--- START OF Records for this exercise ---

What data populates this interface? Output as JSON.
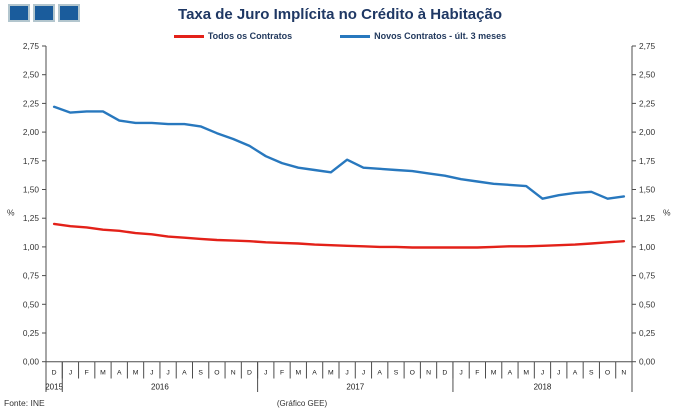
{
  "title": "Taxa de Juro Implícita no Crédito à Habitação",
  "logo": {
    "color": "#1a5c9c",
    "border_color": "#b3c6ce"
  },
  "legend": [
    {
      "label": "Todos os Contratos",
      "color": "#e32119"
    },
    {
      "label": "Novos Contratos - últ. 3 meses",
      "color": "#2878be"
    }
  ],
  "footer": {
    "source": "Fonte: INE"
  },
  "chart_data": {
    "type": "line",
    "title": "Taxa de Juro Implícita no Crédito à Habitação",
    "xlabel": "(Gráfico GEE)",
    "ylabel_left": "%",
    "ylabel_right": "%",
    "ylim": [
      0,
      2.75
    ],
    "y_tick_step": 0.25,
    "y_tick_labels": [
      "0,00",
      "0,25",
      "0,50",
      "0,75",
      "1,00",
      "1,25",
      "1,50",
      "1,75",
      "2,00",
      "2,25",
      "2,50",
      "2,75"
    ],
    "grid": false,
    "legend_position": "top",
    "months": [
      "D",
      "J",
      "F",
      "M",
      "A",
      "M",
      "J",
      "J",
      "A",
      "S",
      "O",
      "N",
      "D",
      "J",
      "F",
      "M",
      "A",
      "M",
      "J",
      "J",
      "A",
      "S",
      "O",
      "N",
      "D",
      "J",
      "F",
      "M",
      "A",
      "M",
      "J",
      "J",
      "A",
      "S",
      "O",
      "N"
    ],
    "year_groups": [
      {
        "label": "2015",
        "span": 1
      },
      {
        "label": "2016",
        "span": 12
      },
      {
        "label": "2017",
        "span": 12
      },
      {
        "label": "2018",
        "span": 11
      }
    ],
    "series": [
      {
        "name": "Todos os Contratos",
        "color": "#e32119",
        "values": [
          1.2,
          1.18,
          1.17,
          1.15,
          1.14,
          1.12,
          1.11,
          1.09,
          1.08,
          1.07,
          1.06,
          1.055,
          1.05,
          1.04,
          1.035,
          1.03,
          1.02,
          1.015,
          1.01,
          1.005,
          1.0,
          1.0,
          0.995,
          0.995,
          0.995,
          0.995,
          0.995,
          1.0,
          1.005,
          1.005,
          1.01,
          1.015,
          1.02,
          1.03,
          1.04,
          1.05
        ]
      },
      {
        "name": "Novos Contratos - últ. 3 meses",
        "color": "#2878be",
        "values": [
          2.22,
          2.17,
          2.18,
          2.18,
          2.1,
          2.08,
          2.08,
          2.07,
          2.07,
          2.05,
          1.99,
          1.94,
          1.88,
          1.79,
          1.73,
          1.69,
          1.67,
          1.65,
          1.76,
          1.69,
          1.68,
          1.67,
          1.66,
          1.64,
          1.62,
          1.59,
          1.57,
          1.55,
          1.54,
          1.53,
          1.42,
          1.45,
          1.47,
          1.48,
          1.42,
          1.44
        ]
      }
    ]
  }
}
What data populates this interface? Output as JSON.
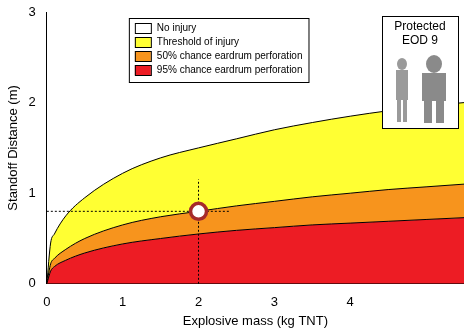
{
  "chart_data": {
    "type": "area",
    "x_label": "Explosive mass (kg TNT)",
    "y_label": "Standoff Distance (m)",
    "x": [
      0,
      0.05,
      0.1,
      0.25,
      0.5,
      1,
      1.5,
      2,
      2.5,
      3,
      3.5,
      4,
      4.5,
      5,
      5.5
    ],
    "series": [
      {
        "name": "95% chance eardrum perforation",
        "color": "#ed1c24",
        "values": [
          0,
          0.14,
          0.19,
          0.26,
          0.34,
          0.44,
          0.5,
          0.55,
          0.59,
          0.62,
          0.65,
          0.67,
          0.69,
          0.71,
          0.73
        ]
      },
      {
        "name": "50% chance eardrum perforation",
        "color": "#f7941d",
        "values": [
          0,
          0.22,
          0.28,
          0.38,
          0.5,
          0.65,
          0.74,
          0.8,
          0.86,
          0.91,
          0.96,
          1.0,
          1.04,
          1.07,
          1.1
        ]
      },
      {
        "name": "Threshold of injury",
        "color": "#ffff33",
        "values": [
          0,
          0.45,
          0.55,
          0.75,
          0.95,
          1.22,
          1.39,
          1.5,
          1.6,
          1.7,
          1.78,
          1.85,
          1.91,
          1.96,
          2.0
        ]
      },
      {
        "name": "No injury",
        "color": "#ffffff",
        "values": [
          null,
          null,
          null,
          null,
          null,
          null,
          null,
          null,
          null,
          null,
          null,
          null,
          null,
          null,
          null
        ]
      }
    ],
    "xlim": [
      0,
      5.5
    ],
    "xticks": [
      0,
      1,
      2,
      3,
      4
    ],
    "ylim": [
      0,
      3
    ],
    "yticks": [
      0,
      1,
      2,
      3
    ],
    "grid": false,
    "legend": "upper center",
    "highlight": {
      "x": 2,
      "y": 0.8,
      "color": "#a52a2a"
    },
    "inset_text": [
      "Protected",
      "EOD 9"
    ]
  }
}
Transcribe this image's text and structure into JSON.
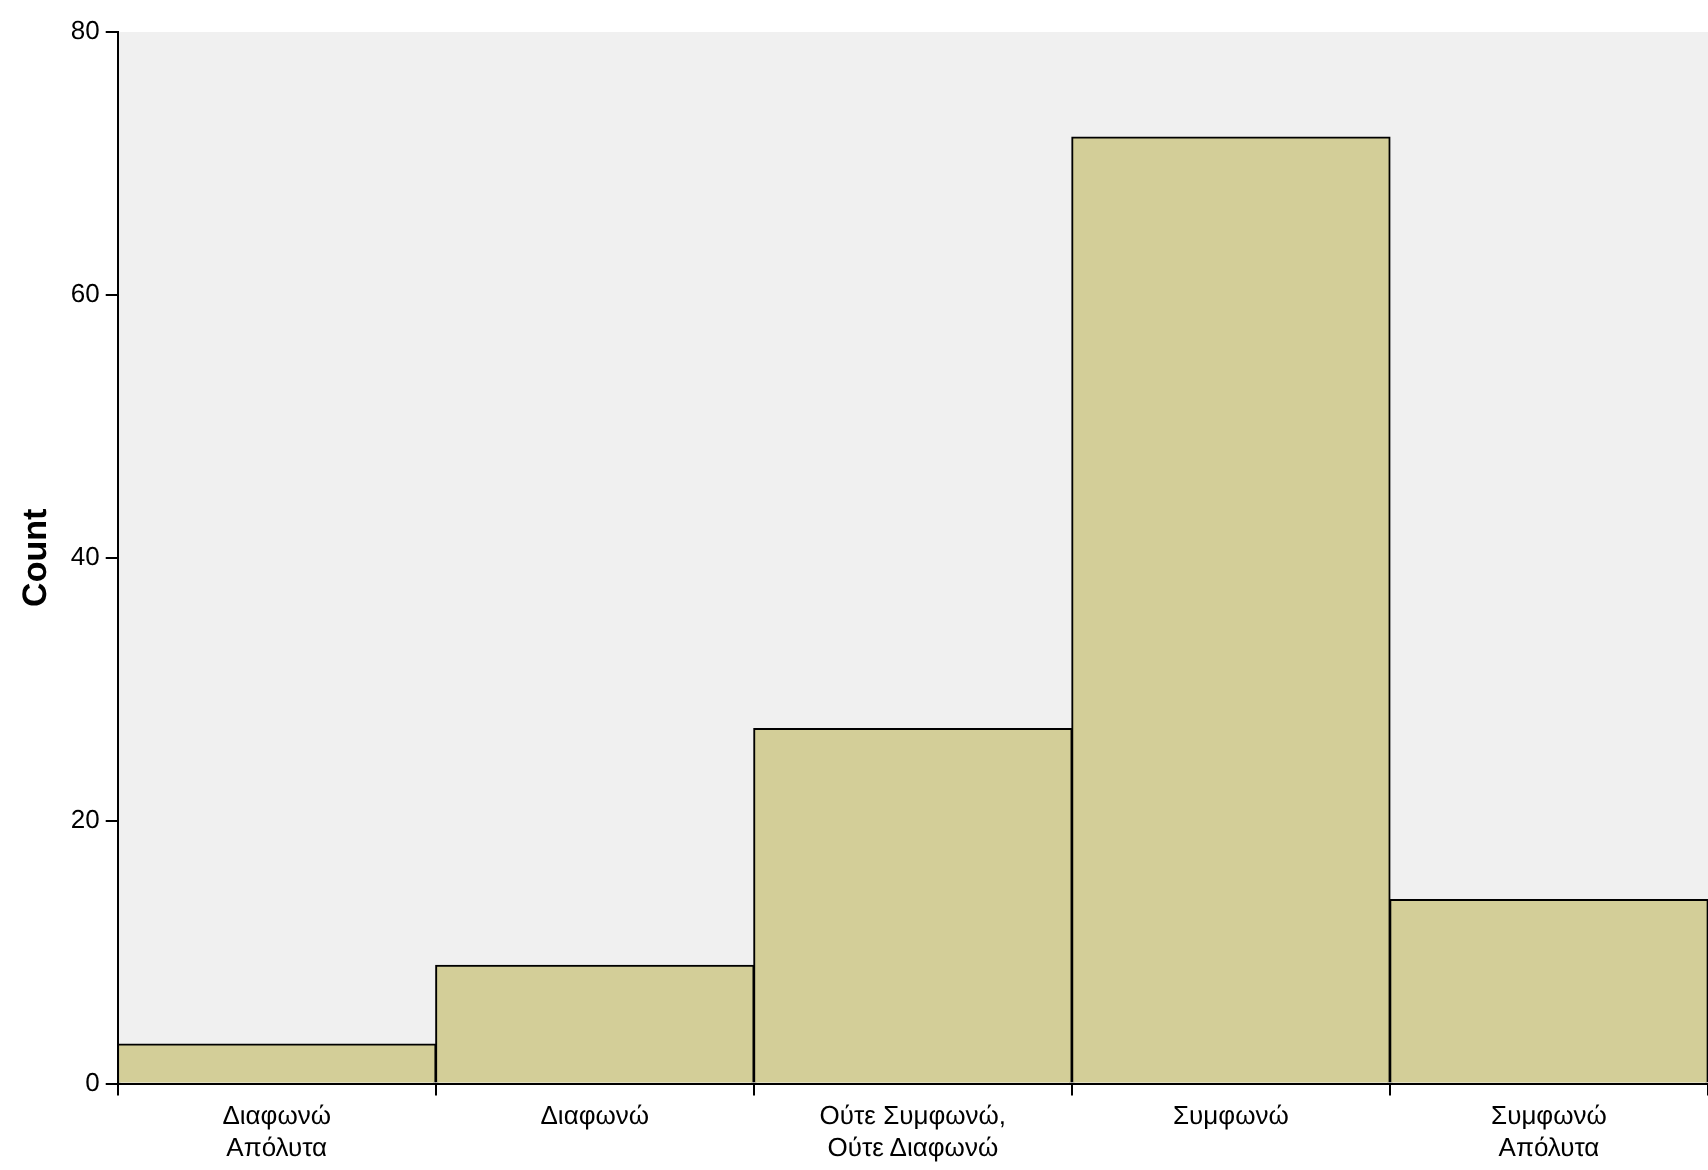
{
  "chart_data": {
    "type": "bar",
    "ylabel": "Count",
    "categories": [
      "Διαφωνώ Απόλυτα",
      "Διαφωνώ",
      "Ούτε Συμφωνώ, Ούτε Διαφωνώ",
      "Συμφωνώ",
      "Συμφωνώ Απόλυτα"
    ],
    "values": [
      3,
      9,
      27,
      72,
      14
    ],
    "color": "#d3ce98",
    "ylim": [
      0,
      80
    ],
    "yticks": [
      0,
      20,
      40,
      60,
      80
    ],
    "grid": false,
    "legend": false
  }
}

--- END OF Records for this exercise ---

Your task is to copy the entries in full and exactly, without any images.

What data populates this interface? Output as JSON.
{
  "title": "Taxa de Juro Implícita no Crédito à Habitação",
  "logo": {
    "color": "#1a5c9c",
    "border_color": "#b3c6ce"
  },
  "legend": [
    {
      "label": "Todos os Contratos",
      "color": "#e32119"
    },
    {
      "label": "Novos Contratos - últ. 3 meses",
      "color": "#2878be"
    }
  ],
  "footer": {
    "source": "Fonte: INE"
  },
  "chart_data": {
    "type": "line",
    "title": "Taxa de Juro Implícita no Crédito à Habitação",
    "xlabel": "(Gráfico GEE)",
    "ylabel_left": "%",
    "ylabel_right": "%",
    "ylim": [
      0,
      2.75
    ],
    "y_tick_step": 0.25,
    "y_tick_labels": [
      "0,00",
      "0,25",
      "0,50",
      "0,75",
      "1,00",
      "1,25",
      "1,50",
      "1,75",
      "2,00",
      "2,25",
      "2,50",
      "2,75"
    ],
    "grid": false,
    "legend_position": "top",
    "months": [
      "D",
      "J",
      "F",
      "M",
      "A",
      "M",
      "J",
      "J",
      "A",
      "S",
      "O",
      "N",
      "D",
      "J",
      "F",
      "M",
      "A",
      "M",
      "J",
      "J",
      "A",
      "S",
      "O",
      "N",
      "D",
      "J",
      "F",
      "M",
      "A",
      "M",
      "J",
      "J",
      "A",
      "S",
      "O",
      "N"
    ],
    "year_groups": [
      {
        "label": "2015",
        "span": 1
      },
      {
        "label": "2016",
        "span": 12
      },
      {
        "label": "2017",
        "span": 12
      },
      {
        "label": "2018",
        "span": 11
      }
    ],
    "series": [
      {
        "name": "Todos os Contratos",
        "color": "#e32119",
        "values": [
          1.2,
          1.18,
          1.17,
          1.15,
          1.14,
          1.12,
          1.11,
          1.09,
          1.08,
          1.07,
          1.06,
          1.055,
          1.05,
          1.04,
          1.035,
          1.03,
          1.02,
          1.015,
          1.01,
          1.005,
          1.0,
          1.0,
          0.995,
          0.995,
          0.995,
          0.995,
          0.995,
          1.0,
          1.005,
          1.005,
          1.01,
          1.015,
          1.02,
          1.03,
          1.04,
          1.05
        ]
      },
      {
        "name": "Novos Contratos - últ. 3 meses",
        "color": "#2878be",
        "values": [
          2.22,
          2.17,
          2.18,
          2.18,
          2.1,
          2.08,
          2.08,
          2.07,
          2.07,
          2.05,
          1.99,
          1.94,
          1.88,
          1.79,
          1.73,
          1.69,
          1.67,
          1.65,
          1.76,
          1.69,
          1.68,
          1.67,
          1.66,
          1.64,
          1.62,
          1.59,
          1.57,
          1.55,
          1.54,
          1.53,
          1.42,
          1.45,
          1.47,
          1.48,
          1.42,
          1.44
        ]
      }
    ]
  }
}
What data populates this interface? Output as JSON.
{
  "chart_data": {
    "type": "area",
    "x_label": "Explosive mass (kg TNT)",
    "y_label": "Standoff Distance (m)",
    "x": [
      0,
      0.05,
      0.1,
      0.25,
      0.5,
      1,
      1.5,
      2,
      2.5,
      3,
      3.5,
      4,
      4.5,
      5,
      5.5
    ],
    "series": [
      {
        "name": "95% chance eardrum perforation",
        "color": "#ed1c24",
        "values": [
          0,
          0.14,
          0.19,
          0.26,
          0.34,
          0.44,
          0.5,
          0.55,
          0.59,
          0.62,
          0.65,
          0.67,
          0.69,
          0.71,
          0.73
        ]
      },
      {
        "name": "50% chance eardrum perforation",
        "color": "#f7941d",
        "values": [
          0,
          0.22,
          0.28,
          0.38,
          0.5,
          0.65,
          0.74,
          0.8,
          0.86,
          0.91,
          0.96,
          1.0,
          1.04,
          1.07,
          1.1
        ]
      },
      {
        "name": "Threshold of injury",
        "color": "#ffff33",
        "values": [
          0,
          0.45,
          0.55,
          0.75,
          0.95,
          1.22,
          1.39,
          1.5,
          1.6,
          1.7,
          1.78,
          1.85,
          1.91,
          1.96,
          2.0
        ]
      },
      {
        "name": "No injury",
        "color": "#ffffff",
        "values": [
          null,
          null,
          null,
          null,
          null,
          null,
          null,
          null,
          null,
          null,
          null,
          null,
          null,
          null,
          null
        ]
      }
    ],
    "xlim": [
      0,
      5.5
    ],
    "xticks": [
      0,
      1,
      2,
      3,
      4
    ],
    "ylim": [
      0,
      3
    ],
    "yticks": [
      0,
      1,
      2,
      3
    ],
    "grid": false,
    "legend": "upper center",
    "highlight": {
      "x": 2,
      "y": 0.8,
      "color": "#a52a2a"
    },
    "inset_text": [
      "Protected",
      "EOD 9"
    ]
  }
}
Transcribe this image's text and structure into JSON.
{
  "chart_data": {
    "type": "bar",
    "ylabel": "Count",
    "categories": [
      "Διαφωνώ Απόλυτα",
      "Διαφωνώ",
      "Ούτε Συμφωνώ, Ούτε Διαφωνώ",
      "Συμφωνώ",
      "Συμφωνώ Απόλυτα"
    ],
    "values": [
      3,
      9,
      27,
      72,
      14
    ],
    "color": "#d3ce98",
    "ylim": [
      0,
      80
    ],
    "yticks": [
      0,
      20,
      40,
      60,
      80
    ],
    "grid": false,
    "legend": false
  }
}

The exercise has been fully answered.